> _Exercise requirements_:
Copy each of the following records verbatim, line for line.

[Data records]
--- BEGIN ---

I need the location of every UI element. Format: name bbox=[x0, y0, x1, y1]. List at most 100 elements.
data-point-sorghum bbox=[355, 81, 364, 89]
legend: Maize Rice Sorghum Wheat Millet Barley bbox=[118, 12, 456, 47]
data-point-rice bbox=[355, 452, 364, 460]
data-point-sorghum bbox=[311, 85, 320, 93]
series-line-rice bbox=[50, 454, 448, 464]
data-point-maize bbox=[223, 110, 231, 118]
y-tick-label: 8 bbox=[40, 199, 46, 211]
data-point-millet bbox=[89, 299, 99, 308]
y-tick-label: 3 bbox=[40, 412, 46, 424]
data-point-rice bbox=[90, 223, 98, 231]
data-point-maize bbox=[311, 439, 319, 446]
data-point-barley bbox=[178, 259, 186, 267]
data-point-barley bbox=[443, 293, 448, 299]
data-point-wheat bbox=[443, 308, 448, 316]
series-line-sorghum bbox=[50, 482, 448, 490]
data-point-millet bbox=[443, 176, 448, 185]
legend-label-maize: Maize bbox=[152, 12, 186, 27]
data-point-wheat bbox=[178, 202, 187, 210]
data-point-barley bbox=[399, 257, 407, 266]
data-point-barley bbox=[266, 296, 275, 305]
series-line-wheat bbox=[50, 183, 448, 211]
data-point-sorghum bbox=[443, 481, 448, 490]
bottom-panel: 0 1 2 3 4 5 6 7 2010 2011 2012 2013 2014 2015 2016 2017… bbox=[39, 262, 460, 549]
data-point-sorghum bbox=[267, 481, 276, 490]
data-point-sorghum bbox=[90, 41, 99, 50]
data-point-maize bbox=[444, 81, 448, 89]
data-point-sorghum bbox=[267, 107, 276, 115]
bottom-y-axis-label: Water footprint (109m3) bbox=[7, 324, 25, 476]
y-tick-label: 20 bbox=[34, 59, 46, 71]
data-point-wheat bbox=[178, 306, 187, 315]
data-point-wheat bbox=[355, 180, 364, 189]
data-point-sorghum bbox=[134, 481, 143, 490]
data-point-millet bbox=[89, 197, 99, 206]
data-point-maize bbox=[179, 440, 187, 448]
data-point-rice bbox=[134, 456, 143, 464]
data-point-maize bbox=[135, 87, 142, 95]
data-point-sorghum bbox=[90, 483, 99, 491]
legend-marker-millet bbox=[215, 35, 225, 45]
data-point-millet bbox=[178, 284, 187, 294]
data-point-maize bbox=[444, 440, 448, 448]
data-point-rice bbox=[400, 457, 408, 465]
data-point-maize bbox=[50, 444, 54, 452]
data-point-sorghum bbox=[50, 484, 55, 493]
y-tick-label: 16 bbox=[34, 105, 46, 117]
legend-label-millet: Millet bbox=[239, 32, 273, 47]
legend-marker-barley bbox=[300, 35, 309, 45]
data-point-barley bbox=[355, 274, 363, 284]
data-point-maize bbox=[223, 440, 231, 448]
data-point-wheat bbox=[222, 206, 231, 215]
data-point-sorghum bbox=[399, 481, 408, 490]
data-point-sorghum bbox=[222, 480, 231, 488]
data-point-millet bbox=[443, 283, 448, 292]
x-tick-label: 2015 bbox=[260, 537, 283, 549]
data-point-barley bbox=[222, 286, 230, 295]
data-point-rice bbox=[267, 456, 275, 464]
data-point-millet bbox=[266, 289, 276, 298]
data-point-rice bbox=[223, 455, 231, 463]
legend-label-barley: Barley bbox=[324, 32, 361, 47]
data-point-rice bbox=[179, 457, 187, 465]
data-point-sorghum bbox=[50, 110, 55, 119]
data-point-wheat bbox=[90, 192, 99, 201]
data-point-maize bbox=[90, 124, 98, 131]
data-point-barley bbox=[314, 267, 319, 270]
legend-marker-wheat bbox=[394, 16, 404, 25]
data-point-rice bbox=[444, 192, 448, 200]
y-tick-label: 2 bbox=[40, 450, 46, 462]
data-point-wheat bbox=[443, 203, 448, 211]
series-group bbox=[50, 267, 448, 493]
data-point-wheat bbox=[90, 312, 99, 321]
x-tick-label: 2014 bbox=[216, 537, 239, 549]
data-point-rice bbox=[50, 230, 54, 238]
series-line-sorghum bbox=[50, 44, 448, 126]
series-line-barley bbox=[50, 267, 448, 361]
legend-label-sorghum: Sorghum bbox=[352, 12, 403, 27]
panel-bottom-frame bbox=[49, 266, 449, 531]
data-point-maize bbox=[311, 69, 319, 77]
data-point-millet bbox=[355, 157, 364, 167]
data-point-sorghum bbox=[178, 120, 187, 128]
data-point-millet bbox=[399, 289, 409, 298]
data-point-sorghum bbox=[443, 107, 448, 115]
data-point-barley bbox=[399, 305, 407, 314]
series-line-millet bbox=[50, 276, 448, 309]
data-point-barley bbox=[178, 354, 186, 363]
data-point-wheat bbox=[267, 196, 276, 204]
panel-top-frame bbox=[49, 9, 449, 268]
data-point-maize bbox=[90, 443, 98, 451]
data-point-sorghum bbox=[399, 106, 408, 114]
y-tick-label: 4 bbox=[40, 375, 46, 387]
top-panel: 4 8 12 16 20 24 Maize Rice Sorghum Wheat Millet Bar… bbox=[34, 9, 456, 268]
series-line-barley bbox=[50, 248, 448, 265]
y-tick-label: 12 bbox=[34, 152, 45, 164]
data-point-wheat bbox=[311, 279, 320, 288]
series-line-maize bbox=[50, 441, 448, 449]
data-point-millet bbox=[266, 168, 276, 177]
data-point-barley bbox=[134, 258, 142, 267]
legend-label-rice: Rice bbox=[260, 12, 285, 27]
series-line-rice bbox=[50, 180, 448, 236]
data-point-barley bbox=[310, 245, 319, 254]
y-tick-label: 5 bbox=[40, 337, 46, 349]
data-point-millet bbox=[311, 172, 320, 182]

--- END ---

> _Solved exercise_:
I need the location of every UI element. Format: name bbox=[x0, y0, x1, y1]. List at most 100 elements.
data-point-sorghum bbox=[355, 81, 364, 89]
legend: Maize Rice Sorghum Wheat Millet Barley bbox=[118, 12, 456, 47]
data-point-rice bbox=[355, 452, 364, 460]
data-point-sorghum bbox=[311, 85, 320, 93]
series-line-rice bbox=[50, 454, 448, 464]
data-point-maize bbox=[223, 110, 231, 118]
y-tick-label: 8 bbox=[40, 199, 46, 211]
data-point-millet bbox=[89, 299, 99, 308]
y-tick-label: 3 bbox=[40, 412, 46, 424]
data-point-rice bbox=[90, 223, 98, 231]
data-point-maize bbox=[311, 439, 319, 446]
data-point-barley bbox=[178, 259, 186, 267]
data-point-barley bbox=[443, 293, 448, 299]
data-point-wheat bbox=[443, 308, 448, 316]
series-line-sorghum bbox=[50, 482, 448, 490]
data-point-millet bbox=[443, 176, 448, 185]
legend-label-maize: Maize bbox=[152, 12, 186, 27]
data-point-wheat bbox=[178, 202, 187, 210]
data-point-barley bbox=[399, 257, 407, 266]
data-point-barley bbox=[266, 296, 275, 305]
series-line-wheat bbox=[50, 183, 448, 211]
data-point-sorghum bbox=[443, 481, 448, 490]
bottom-panel: 0 1 2 3 4 5 6 7 2010 2011 2012 2013 2014 2015 2016 2017… bbox=[39, 262, 460, 549]
data-point-sorghum bbox=[267, 481, 276, 490]
data-point-sorghum bbox=[90, 41, 99, 50]
data-point-maize bbox=[444, 81, 448, 89]
data-point-sorghum bbox=[267, 107, 276, 115]
bottom-y-axis-label: Water footprint (109m3) bbox=[7, 324, 25, 476]
y-tick-label: 20 bbox=[34, 59, 46, 71]
data-point-wheat bbox=[178, 306, 187, 315]
data-point-wheat bbox=[355, 180, 364, 189]
data-point-sorghum bbox=[134, 481, 143, 490]
data-point-millet bbox=[89, 197, 99, 206]
data-point-maize bbox=[179, 440, 187, 448]
data-point-rice bbox=[134, 456, 143, 464]
data-point-maize bbox=[135, 87, 142, 95]
data-point-sorghum bbox=[90, 483, 99, 491]
legend-marker-millet bbox=[215, 35, 225, 45]
data-point-millet bbox=[178, 284, 187, 294]
data-point-maize bbox=[444, 440, 448, 448]
data-point-rice bbox=[400, 457, 408, 465]
data-point-maize bbox=[50, 444, 54, 452]
data-point-sorghum bbox=[50, 484, 55, 493]
y-tick-label: 16 bbox=[34, 105, 46, 117]
legend-label-millet: Millet bbox=[239, 32, 273, 47]
legend-marker-barley bbox=[300, 35, 309, 45]
data-point-barley bbox=[355, 274, 363, 284]
data-point-maize bbox=[223, 440, 231, 448]
data-point-wheat bbox=[222, 206, 231, 215]
data-point-sorghum bbox=[399, 481, 408, 490]
data-point-sorghum bbox=[222, 480, 231, 488]
data-point-millet bbox=[443, 283, 448, 292]
x-tick-label: 2015 bbox=[260, 537, 283, 549]
data-point-barley bbox=[222, 286, 230, 295]
data-point-rice bbox=[267, 456, 275, 464]
data-point-millet bbox=[266, 289, 276, 298]
data-point-rice bbox=[223, 455, 231, 463]
legend-label-barley: Barley bbox=[324, 32, 361, 47]
data-point-rice bbox=[179, 457, 187, 465]
data-point-sorghum bbox=[50, 110, 55, 119]
data-point-wheat bbox=[90, 192, 99, 201]
data-point-maize bbox=[90, 124, 98, 131]
data-point-barley bbox=[314, 267, 319, 270]
legend-marker-wheat bbox=[394, 16, 404, 25]
data-point-rice bbox=[444, 192, 448, 200]
y-tick-label: 2 bbox=[40, 450, 46, 462]
data-point-wheat bbox=[443, 203, 448, 211]
series-group bbox=[50, 267, 448, 493]
data-point-wheat bbox=[90, 312, 99, 321]
x-tick-label: 2014 bbox=[216, 537, 239, 549]
data-point-rice bbox=[50, 230, 54, 238]
series-line-sorghum bbox=[50, 44, 448, 126]
series-line-barley bbox=[50, 267, 448, 361]
legend-label-sorghum: Sorghum bbox=[352, 12, 403, 27]
panel-bottom-frame bbox=[49, 266, 449, 531]
data-point-maize bbox=[311, 69, 319, 77]
data-point-millet bbox=[355, 157, 364, 167]
data-point-sorghum bbox=[178, 120, 187, 128]
data-point-millet bbox=[399, 289, 409, 298]
data-point-sorghum bbox=[443, 107, 448, 115]
data-point-barley bbox=[399, 305, 407, 314]
series-line-millet bbox=[50, 276, 448, 309]
data-point-barley bbox=[178, 354, 186, 363]
data-point-wheat bbox=[267, 196, 276, 204]
panel-top-frame bbox=[49, 9, 449, 268]
data-point-maize bbox=[90, 443, 98, 451]
data-point-sorghum bbox=[399, 106, 408, 114]
y-tick-label: 4 bbox=[40, 375, 46, 387]
top-panel: 4 8 12 16 20 24 Maize Rice Sorghum Wheat Millet Bar… bbox=[34, 9, 456, 268]
series-line-barley bbox=[50, 248, 448, 265]
y-tick-label: 12 bbox=[34, 152, 45, 164]
data-point-wheat bbox=[311, 279, 320, 288]
series-line-maize bbox=[50, 441, 448, 449]
data-point-millet bbox=[266, 168, 276, 177]
data-point-barley bbox=[134, 258, 142, 267]
legend-label-rice: Rice bbox=[260, 12, 285, 27]
series-line-rice bbox=[50, 180, 448, 236]
data-point-barley bbox=[310, 245, 319, 254]
y-tick-label: 5 bbox=[40, 337, 46, 349]
data-point-millet bbox=[311, 172, 320, 182]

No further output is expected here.